◆ Task description ◆
Copy every line of the entries below word for word, changing nothing.

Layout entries
--*--
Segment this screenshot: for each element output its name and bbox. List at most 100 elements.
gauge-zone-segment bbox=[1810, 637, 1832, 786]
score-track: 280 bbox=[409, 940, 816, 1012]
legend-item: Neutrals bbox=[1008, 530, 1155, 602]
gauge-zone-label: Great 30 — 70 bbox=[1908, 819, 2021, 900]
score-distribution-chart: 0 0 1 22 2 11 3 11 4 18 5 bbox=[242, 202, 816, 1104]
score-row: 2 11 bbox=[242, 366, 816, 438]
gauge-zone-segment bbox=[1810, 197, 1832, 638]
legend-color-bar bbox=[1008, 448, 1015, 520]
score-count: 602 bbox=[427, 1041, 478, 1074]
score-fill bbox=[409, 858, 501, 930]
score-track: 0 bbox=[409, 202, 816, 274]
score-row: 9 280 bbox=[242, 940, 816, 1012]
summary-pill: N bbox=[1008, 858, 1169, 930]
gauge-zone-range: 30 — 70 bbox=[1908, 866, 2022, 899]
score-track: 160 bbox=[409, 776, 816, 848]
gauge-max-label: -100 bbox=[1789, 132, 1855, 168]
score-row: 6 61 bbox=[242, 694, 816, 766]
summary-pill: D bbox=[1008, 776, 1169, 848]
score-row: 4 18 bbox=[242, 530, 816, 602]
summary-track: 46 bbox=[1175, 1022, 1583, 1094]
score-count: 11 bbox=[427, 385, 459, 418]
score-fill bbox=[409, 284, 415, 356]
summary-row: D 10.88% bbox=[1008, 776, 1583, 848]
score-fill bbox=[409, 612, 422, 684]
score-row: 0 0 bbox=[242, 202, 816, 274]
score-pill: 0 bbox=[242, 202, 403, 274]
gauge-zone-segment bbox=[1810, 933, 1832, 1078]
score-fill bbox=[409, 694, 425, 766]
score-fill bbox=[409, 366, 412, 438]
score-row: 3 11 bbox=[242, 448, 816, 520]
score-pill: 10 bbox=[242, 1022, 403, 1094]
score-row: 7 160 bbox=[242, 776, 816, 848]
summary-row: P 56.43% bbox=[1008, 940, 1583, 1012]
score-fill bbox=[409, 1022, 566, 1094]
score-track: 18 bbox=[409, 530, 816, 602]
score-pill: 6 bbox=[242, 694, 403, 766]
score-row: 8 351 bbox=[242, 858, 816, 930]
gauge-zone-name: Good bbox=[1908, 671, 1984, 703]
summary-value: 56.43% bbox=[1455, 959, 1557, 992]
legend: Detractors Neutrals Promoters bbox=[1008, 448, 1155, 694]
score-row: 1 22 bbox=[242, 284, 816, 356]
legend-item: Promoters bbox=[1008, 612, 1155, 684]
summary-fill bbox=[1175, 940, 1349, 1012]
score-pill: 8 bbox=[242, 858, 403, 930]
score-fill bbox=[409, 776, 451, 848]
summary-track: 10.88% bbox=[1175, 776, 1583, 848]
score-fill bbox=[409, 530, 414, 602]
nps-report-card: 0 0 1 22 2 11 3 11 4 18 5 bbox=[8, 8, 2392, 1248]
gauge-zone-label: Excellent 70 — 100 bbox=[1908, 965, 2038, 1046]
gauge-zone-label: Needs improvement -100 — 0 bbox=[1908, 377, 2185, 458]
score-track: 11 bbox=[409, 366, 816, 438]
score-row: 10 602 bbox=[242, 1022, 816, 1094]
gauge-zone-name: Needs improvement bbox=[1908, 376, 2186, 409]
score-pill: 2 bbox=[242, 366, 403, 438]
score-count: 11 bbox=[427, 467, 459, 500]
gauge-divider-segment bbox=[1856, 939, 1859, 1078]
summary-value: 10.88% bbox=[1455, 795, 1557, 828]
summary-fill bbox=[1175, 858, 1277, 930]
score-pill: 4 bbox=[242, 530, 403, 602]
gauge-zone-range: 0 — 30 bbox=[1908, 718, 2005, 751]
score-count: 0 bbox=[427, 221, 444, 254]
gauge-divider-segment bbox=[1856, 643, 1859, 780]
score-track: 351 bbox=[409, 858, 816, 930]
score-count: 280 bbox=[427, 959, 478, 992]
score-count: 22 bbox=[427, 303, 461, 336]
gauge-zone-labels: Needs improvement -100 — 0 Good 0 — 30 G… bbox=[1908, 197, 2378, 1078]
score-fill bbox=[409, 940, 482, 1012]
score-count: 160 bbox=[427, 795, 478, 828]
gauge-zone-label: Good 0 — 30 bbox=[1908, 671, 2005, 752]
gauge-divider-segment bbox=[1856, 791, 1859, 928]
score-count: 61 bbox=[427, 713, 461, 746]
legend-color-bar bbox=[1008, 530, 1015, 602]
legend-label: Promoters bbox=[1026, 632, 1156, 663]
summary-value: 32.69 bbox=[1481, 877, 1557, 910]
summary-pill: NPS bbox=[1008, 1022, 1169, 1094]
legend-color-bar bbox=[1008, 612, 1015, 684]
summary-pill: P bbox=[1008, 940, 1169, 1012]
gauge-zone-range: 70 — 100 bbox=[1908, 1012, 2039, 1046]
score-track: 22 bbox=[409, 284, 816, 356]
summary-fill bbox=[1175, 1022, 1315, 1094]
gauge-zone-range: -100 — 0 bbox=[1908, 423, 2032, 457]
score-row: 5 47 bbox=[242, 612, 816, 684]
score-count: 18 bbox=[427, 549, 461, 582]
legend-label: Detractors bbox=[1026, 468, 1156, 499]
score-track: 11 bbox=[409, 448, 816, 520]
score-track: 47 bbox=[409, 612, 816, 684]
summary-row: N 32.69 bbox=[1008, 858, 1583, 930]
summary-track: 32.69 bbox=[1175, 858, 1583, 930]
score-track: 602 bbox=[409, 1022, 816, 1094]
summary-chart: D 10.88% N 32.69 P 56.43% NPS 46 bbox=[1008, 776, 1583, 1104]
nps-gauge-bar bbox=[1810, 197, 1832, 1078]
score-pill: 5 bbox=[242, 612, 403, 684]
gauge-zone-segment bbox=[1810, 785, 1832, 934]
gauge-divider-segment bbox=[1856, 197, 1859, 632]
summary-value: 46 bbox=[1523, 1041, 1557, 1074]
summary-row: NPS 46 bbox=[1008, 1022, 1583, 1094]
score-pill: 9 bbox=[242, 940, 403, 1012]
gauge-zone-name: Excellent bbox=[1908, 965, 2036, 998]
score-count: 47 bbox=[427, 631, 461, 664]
--*--
◆ Solution for this task ◆
Segment this screenshot: for each element output its name and bbox. List at most 100 elements.
gauge-zone-segment bbox=[1810, 637, 1832, 786]
score-track: 280 bbox=[409, 940, 816, 1012]
legend-item: Neutrals bbox=[1008, 530, 1155, 602]
gauge-zone-label: Great 30 — 70 bbox=[1908, 819, 2021, 900]
score-distribution-chart: 0 0 1 22 2 11 3 11 4 18 5 bbox=[242, 202, 816, 1104]
score-row: 2 11 bbox=[242, 366, 816, 438]
gauge-zone-segment bbox=[1810, 197, 1832, 638]
legend-color-bar bbox=[1008, 448, 1015, 520]
score-count: 602 bbox=[427, 1041, 478, 1074]
score-fill bbox=[409, 858, 501, 930]
score-track: 0 bbox=[409, 202, 816, 274]
score-row: 9 280 bbox=[242, 940, 816, 1012]
summary-pill: N bbox=[1008, 858, 1169, 930]
gauge-zone-range: 30 — 70 bbox=[1908, 866, 2022, 899]
score-track: 160 bbox=[409, 776, 816, 848]
gauge-max-label: -100 bbox=[1789, 132, 1855, 168]
score-row: 6 61 bbox=[242, 694, 816, 766]
summary-pill: D bbox=[1008, 776, 1169, 848]
score-row: 4 18 bbox=[242, 530, 816, 602]
summary-track: 46 bbox=[1175, 1022, 1583, 1094]
score-count: 11 bbox=[427, 385, 459, 418]
score-fill bbox=[409, 284, 415, 356]
summary-row: D 10.88% bbox=[1008, 776, 1583, 848]
score-fill bbox=[409, 612, 422, 684]
score-row: 0 0 bbox=[242, 202, 816, 274]
score-pill: 0 bbox=[242, 202, 403, 274]
gauge-zone-segment bbox=[1810, 933, 1832, 1078]
score-fill bbox=[409, 694, 425, 766]
score-fill bbox=[409, 366, 412, 438]
score-row: 3 11 bbox=[242, 448, 816, 520]
score-pill: 10 bbox=[242, 1022, 403, 1094]
score-row: 7 160 bbox=[242, 776, 816, 848]
summary-row: P 56.43% bbox=[1008, 940, 1583, 1012]
score-fill bbox=[409, 1022, 566, 1094]
score-track: 18 bbox=[409, 530, 816, 602]
score-pill: 6 bbox=[242, 694, 403, 766]
score-row: 8 351 bbox=[242, 858, 816, 930]
gauge-zone-name: Good bbox=[1908, 671, 1984, 703]
summary-value: 56.43% bbox=[1455, 959, 1557, 992]
legend: Detractors Neutrals Promoters bbox=[1008, 448, 1155, 694]
score-row: 1 22 bbox=[242, 284, 816, 356]
legend-item: Promoters bbox=[1008, 612, 1155, 684]
summary-fill bbox=[1175, 940, 1349, 1012]
score-pill: 8 bbox=[242, 858, 403, 930]
score-fill bbox=[409, 776, 451, 848]
summary-track: 10.88% bbox=[1175, 776, 1583, 848]
score-fill bbox=[409, 530, 414, 602]
nps-report-card: 0 0 1 22 2 11 3 11 4 18 5 bbox=[8, 8, 2392, 1248]
gauge-zone-label: Excellent 70 — 100 bbox=[1908, 965, 2038, 1046]
gauge-zone-label: Needs improvement -100 — 0 bbox=[1908, 377, 2185, 458]
score-track: 11 bbox=[409, 366, 816, 438]
score-row: 10 602 bbox=[242, 1022, 816, 1094]
gauge-zone-name: Needs improvement bbox=[1908, 376, 2186, 409]
score-pill: 2 bbox=[242, 366, 403, 438]
score-count: 11 bbox=[427, 467, 459, 500]
gauge-divider-segment bbox=[1856, 939, 1859, 1078]
summary-value: 10.88% bbox=[1455, 795, 1557, 828]
summary-fill bbox=[1175, 858, 1277, 930]
score-pill: 4 bbox=[242, 530, 403, 602]
gauge-zone-range: 0 — 30 bbox=[1908, 718, 2005, 751]
score-count: 0 bbox=[427, 221, 444, 254]
gauge-divider-segment bbox=[1856, 643, 1859, 780]
score-track: 351 bbox=[409, 858, 816, 930]
score-count: 280 bbox=[427, 959, 478, 992]
score-count: 22 bbox=[427, 303, 461, 336]
gauge-zone-labels: Needs improvement -100 — 0 Good 0 — 30 G… bbox=[1908, 197, 2378, 1078]
score-fill bbox=[409, 940, 482, 1012]
score-count: 160 bbox=[427, 795, 478, 828]
gauge-zone-label: Good 0 — 30 bbox=[1908, 671, 2005, 752]
gauge-divider-segment bbox=[1856, 791, 1859, 928]
score-count: 61 bbox=[427, 713, 461, 746]
legend-color-bar bbox=[1008, 530, 1015, 602]
legend-label: Promoters bbox=[1026, 632, 1156, 663]
summary-value: 32.69 bbox=[1481, 877, 1557, 910]
summary-pill: NPS bbox=[1008, 1022, 1169, 1094]
legend-color-bar bbox=[1008, 612, 1015, 684]
summary-pill: P bbox=[1008, 940, 1169, 1012]
gauge-zone-range: 70 — 100 bbox=[1908, 1012, 2039, 1046]
score-track: 22 bbox=[409, 284, 816, 356]
summary-fill bbox=[1175, 1022, 1315, 1094]
gauge-zone-range: -100 — 0 bbox=[1908, 423, 2032, 457]
score-row: 5 47 bbox=[242, 612, 816, 684]
score-count: 18 bbox=[427, 549, 461, 582]
legend-label: Detractors bbox=[1026, 468, 1156, 499]
score-track: 11 bbox=[409, 448, 816, 520]
score-track: 47 bbox=[409, 612, 816, 684]
summary-row: N 32.69 bbox=[1008, 858, 1583, 930]
summary-track: 32.69 bbox=[1175, 858, 1583, 930]
score-track: 602 bbox=[409, 1022, 816, 1094]
summary-chart: D 10.88% N 32.69 P 56.43% NPS 46 bbox=[1008, 776, 1583, 1104]
nps-gauge-bar bbox=[1810, 197, 1832, 1078]
score-pill: 5 bbox=[242, 612, 403, 684]
gauge-zone-segment bbox=[1810, 785, 1832, 934]
gauge-divider-segment bbox=[1856, 197, 1859, 632]
summary-value: 46 bbox=[1523, 1041, 1557, 1074]
summary-row: NPS 46 bbox=[1008, 1022, 1583, 1094]
score-pill: 9 bbox=[242, 940, 403, 1012]
gauge-zone-name: Excellent bbox=[1908, 965, 2036, 998]
score-count: 47 bbox=[427, 631, 461, 664]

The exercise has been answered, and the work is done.